# Task instructions:
Could you give the data below again, exactly and completely?

# Given information:
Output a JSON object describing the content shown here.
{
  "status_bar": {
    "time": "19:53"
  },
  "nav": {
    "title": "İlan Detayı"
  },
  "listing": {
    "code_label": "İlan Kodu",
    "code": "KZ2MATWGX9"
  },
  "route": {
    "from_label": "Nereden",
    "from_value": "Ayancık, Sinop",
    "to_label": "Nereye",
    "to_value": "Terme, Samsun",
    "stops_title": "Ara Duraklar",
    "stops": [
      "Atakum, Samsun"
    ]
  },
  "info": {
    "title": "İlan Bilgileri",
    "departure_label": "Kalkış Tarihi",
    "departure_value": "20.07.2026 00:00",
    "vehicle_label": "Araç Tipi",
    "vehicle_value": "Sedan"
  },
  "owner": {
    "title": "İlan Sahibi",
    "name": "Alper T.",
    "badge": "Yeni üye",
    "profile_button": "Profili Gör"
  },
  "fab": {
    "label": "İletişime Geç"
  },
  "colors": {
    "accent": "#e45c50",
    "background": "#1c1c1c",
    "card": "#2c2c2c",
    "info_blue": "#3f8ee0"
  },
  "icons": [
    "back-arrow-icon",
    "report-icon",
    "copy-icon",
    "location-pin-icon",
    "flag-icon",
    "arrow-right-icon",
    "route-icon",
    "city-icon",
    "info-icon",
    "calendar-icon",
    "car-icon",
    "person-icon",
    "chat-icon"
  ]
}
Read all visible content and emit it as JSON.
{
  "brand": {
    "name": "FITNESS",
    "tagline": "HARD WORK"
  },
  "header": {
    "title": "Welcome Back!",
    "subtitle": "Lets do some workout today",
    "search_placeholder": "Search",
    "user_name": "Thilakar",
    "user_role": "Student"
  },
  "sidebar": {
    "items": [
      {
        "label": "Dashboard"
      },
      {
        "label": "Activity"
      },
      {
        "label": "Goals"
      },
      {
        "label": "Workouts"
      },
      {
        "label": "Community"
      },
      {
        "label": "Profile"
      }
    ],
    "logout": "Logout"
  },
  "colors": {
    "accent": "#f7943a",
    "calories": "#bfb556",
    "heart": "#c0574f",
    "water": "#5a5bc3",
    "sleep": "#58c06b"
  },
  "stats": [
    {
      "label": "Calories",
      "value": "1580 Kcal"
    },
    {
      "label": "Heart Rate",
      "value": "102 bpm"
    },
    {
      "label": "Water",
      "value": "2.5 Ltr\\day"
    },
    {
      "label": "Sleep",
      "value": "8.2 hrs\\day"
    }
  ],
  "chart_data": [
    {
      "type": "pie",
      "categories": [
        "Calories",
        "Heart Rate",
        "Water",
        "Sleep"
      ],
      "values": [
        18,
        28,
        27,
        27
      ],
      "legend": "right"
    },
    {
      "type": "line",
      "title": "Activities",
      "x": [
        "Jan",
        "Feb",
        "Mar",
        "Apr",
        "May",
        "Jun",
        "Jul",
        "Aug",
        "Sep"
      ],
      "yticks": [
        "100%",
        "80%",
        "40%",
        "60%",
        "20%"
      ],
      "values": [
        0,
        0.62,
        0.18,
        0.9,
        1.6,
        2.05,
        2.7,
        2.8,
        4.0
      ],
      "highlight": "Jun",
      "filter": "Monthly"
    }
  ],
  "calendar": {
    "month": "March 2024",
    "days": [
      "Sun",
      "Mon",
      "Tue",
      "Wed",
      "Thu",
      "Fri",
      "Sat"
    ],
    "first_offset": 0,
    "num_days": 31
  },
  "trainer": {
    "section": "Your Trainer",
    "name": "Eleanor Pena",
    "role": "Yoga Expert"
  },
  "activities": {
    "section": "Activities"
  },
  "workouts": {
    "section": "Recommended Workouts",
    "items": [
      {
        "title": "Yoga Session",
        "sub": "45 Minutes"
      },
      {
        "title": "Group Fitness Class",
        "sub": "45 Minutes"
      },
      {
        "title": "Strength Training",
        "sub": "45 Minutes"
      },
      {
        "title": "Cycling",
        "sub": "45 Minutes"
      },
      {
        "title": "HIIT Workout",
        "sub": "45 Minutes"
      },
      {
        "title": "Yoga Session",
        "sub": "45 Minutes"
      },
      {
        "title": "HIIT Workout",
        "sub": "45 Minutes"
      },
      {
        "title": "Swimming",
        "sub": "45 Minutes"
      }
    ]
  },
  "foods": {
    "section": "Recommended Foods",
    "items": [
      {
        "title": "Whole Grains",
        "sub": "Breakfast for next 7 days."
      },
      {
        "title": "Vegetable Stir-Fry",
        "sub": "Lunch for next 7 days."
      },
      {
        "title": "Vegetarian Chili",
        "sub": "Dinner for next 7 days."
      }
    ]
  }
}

# In response:
Output a JSON object describing the content shown here.
{
  "status_bar": {
    "time": "19:53"
  },
  "nav": {
    "title": "İlan Detayı"
  },
  "listing": {
    "code_label": "İlan Kodu",
    "code": "KZ2MATWGX9"
  },
  "route": {
    "from_label": "Nereden",
    "from_value": "Ayancık, Sinop",
    "to_label": "Nereye",
    "to_value": "Terme, Samsun",
    "stops_title": "Ara Duraklar",
    "stops": [
      "Atakum, Samsun"
    ]
  },
  "info": {
    "title": "İlan Bilgileri",
    "departure_label": "Kalkış Tarihi",
    "departure_value": "20.07.2026 00:00",
    "vehicle_label": "Araç Tipi",
    "vehicle_value": "Sedan"
  },
  "owner": {
    "title": "İlan Sahibi",
    "name": "Alper T.",
    "badge": "Yeni üye",
    "profile_button": "Profili Gör"
  },
  "fab": {
    "label": "İletişime Geç"
  },
  "colors": {
    "accent": "#e45c50",
    "background": "#1c1c1c",
    "card": "#2c2c2c",
    "info_blue": "#3f8ee0"
  },
  "icons": [
    "back-arrow-icon",
    "report-icon",
    "copy-icon",
    "location-pin-icon",
    "flag-icon",
    "arrow-right-icon",
    "route-icon",
    "city-icon",
    "info-icon",
    "calendar-icon",
    "car-icon",
    "person-icon",
    "chat-icon"
  ]
}
Read all visible content and emit it as JSON.
{
  "brand": {
    "name": "FITNESS",
    "tagline": "HARD WORK"
  },
  "header": {
    "title": "Welcome Back!",
    "subtitle": "Lets do some workout today",
    "search_placeholder": "Search",
    "user_name": "Thilakar",
    "user_role": "Student"
  },
  "sidebar": {
    "items": [
      {
        "label": "Dashboard"
      },
      {
        "label": "Activity"
      },
      {
        "label": "Goals"
      },
      {
        "label": "Workouts"
      },
      {
        "label": "Community"
      },
      {
        "label": "Profile"
      }
    ],
    "logout": "Logout"
  },
  "colors": {
    "accent": "#f7943a",
    "calories": "#bfb556",
    "heart": "#c0574f",
    "water": "#5a5bc3",
    "sleep": "#58c06b"
  },
  "stats": [
    {
      "label": "Calories",
      "value": "1580 Kcal"
    },
    {
      "label": "Heart Rate",
      "value": "102 bpm"
    },
    {
      "label": "Water",
      "value": "2.5 Ltr\\day"
    },
    {
      "label": "Sleep",
      "value": "8.2 hrs\\day"
    }
  ],
  "chart_data": [
    {
      "type": "pie",
      "categories": [
        "Calories",
        "Heart Rate",
        "Water",
        "Sleep"
      ],
      "values": [
        18,
        28,
        27,
        27
      ],
      "legend": "right"
    },
    {
      "type": "line",
      "title": "Activities",
      "x": [
        "Jan",
        "Feb",
        "Mar",
        "Apr",
        "May",
        "Jun",
        "Jul",
        "Aug",
        "Sep"
      ],
      "yticks": [
        "100%",
        "80%",
        "40%",
        "60%",
        "20%"
      ],
      "values": [
        0,
        0.62,
        0.18,
        0.9,
        1.6,
        2.05,
        2.7,
        2.8,
        4.0
      ],
      "highlight": "Jun",
      "filter": "Monthly"
    }
  ],
  "calendar": {
    "month": "March 2024",
    "days": [
      "Sun",
      "Mon",
      "Tue",
      "Wed",
      "Thu",
      "Fri",
      "Sat"
    ],
    "first_offset": 0,
    "num_days": 31
  },
  "trainer": {
    "section": "Your Trainer",
    "name": "Eleanor Pena",
    "role": "Yoga Expert"
  },
  "activities": {
    "section": "Activities"
  },
  "workouts": {
    "section": "Recommended Workouts",
    "items": [
      {
        "title": "Yoga Session",
        "sub": "45 Minutes"
      },
      {
        "title": "Group Fitness Class",
        "sub": "45 Minutes"
      },
      {
        "title": "Strength Training",
        "sub": "45 Minutes"
      },
      {
        "title": "Cycling",
        "sub": "45 Minutes"
      },
      {
        "title": "HIIT Workout",
        "sub": "45 Minutes"
      },
      {
        "title": "Yoga Session",
        "sub": "45 Minutes"
      },
      {
        "title": "HIIT Workout",
        "sub": "45 Minutes"
      },
      {
        "title": "Swimming",
        "sub": "45 Minutes"
      }
    ]
  },
  "foods": {
    "section": "Recommended Foods",
    "items": [
      {
        "title": "Whole Grains",
        "sub": "Breakfast for next 7 days."
      },
      {
        "title": "Vegetable Stir-Fry",
        "sub": "Lunch for next 7 days."
      },
      {
        "title": "Vegetarian Chili",
        "sub": "Dinner for next 7 days."
      }
    ]
  }
}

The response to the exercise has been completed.